Wherever the string "name" occurs in a line of these records, report that line.

[Stored data entries]
★ ★ ★ ★ ★ ★ ★

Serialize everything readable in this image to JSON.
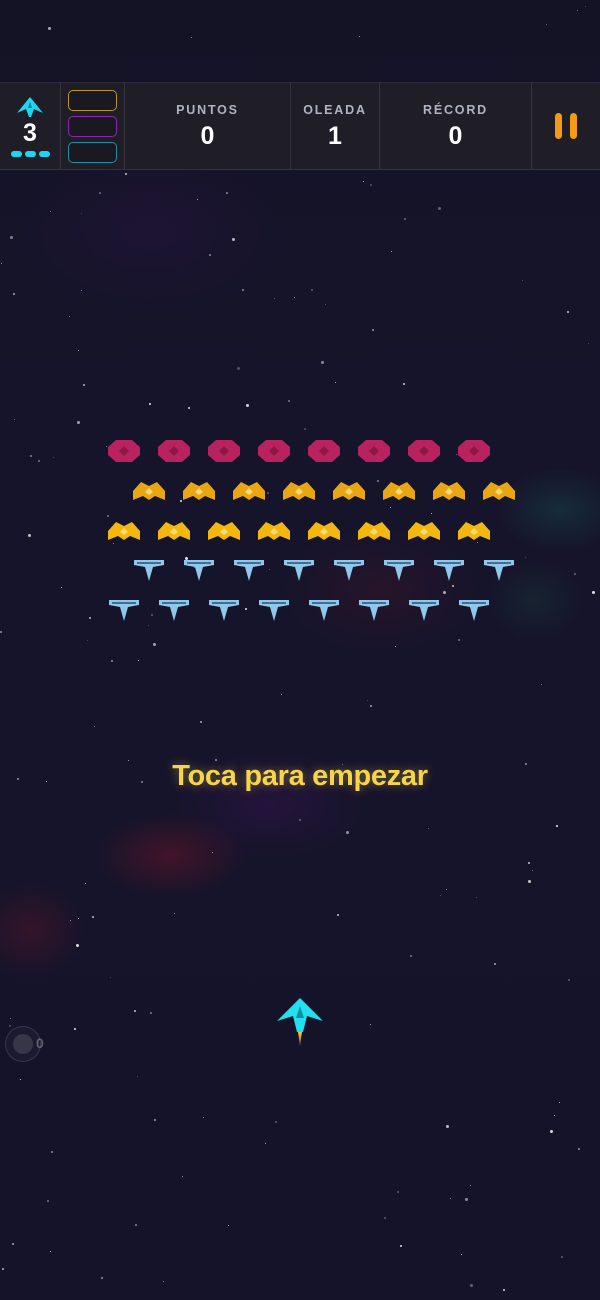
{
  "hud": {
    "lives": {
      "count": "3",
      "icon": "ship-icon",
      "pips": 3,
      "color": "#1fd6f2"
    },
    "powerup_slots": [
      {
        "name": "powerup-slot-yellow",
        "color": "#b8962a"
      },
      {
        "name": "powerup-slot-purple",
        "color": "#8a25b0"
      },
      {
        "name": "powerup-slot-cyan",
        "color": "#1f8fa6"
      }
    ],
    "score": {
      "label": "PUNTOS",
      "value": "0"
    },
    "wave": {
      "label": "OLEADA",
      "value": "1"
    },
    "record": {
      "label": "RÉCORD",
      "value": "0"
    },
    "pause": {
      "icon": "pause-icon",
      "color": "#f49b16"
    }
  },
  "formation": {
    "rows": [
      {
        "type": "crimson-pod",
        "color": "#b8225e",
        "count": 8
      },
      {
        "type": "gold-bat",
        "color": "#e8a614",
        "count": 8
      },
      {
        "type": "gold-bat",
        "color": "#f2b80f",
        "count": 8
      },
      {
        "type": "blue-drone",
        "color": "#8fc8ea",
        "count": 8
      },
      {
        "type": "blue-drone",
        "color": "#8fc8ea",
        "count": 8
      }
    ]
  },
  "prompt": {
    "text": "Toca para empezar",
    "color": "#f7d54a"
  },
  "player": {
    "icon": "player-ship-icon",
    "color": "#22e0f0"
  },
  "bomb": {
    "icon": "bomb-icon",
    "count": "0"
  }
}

★ ★ ★ ★ ★ ★ ★

• [Written response]:
        "name": "powerup-slot-yellow",
        "name": "powerup-slot-purple",
        "name": "powerup-slot-cyan",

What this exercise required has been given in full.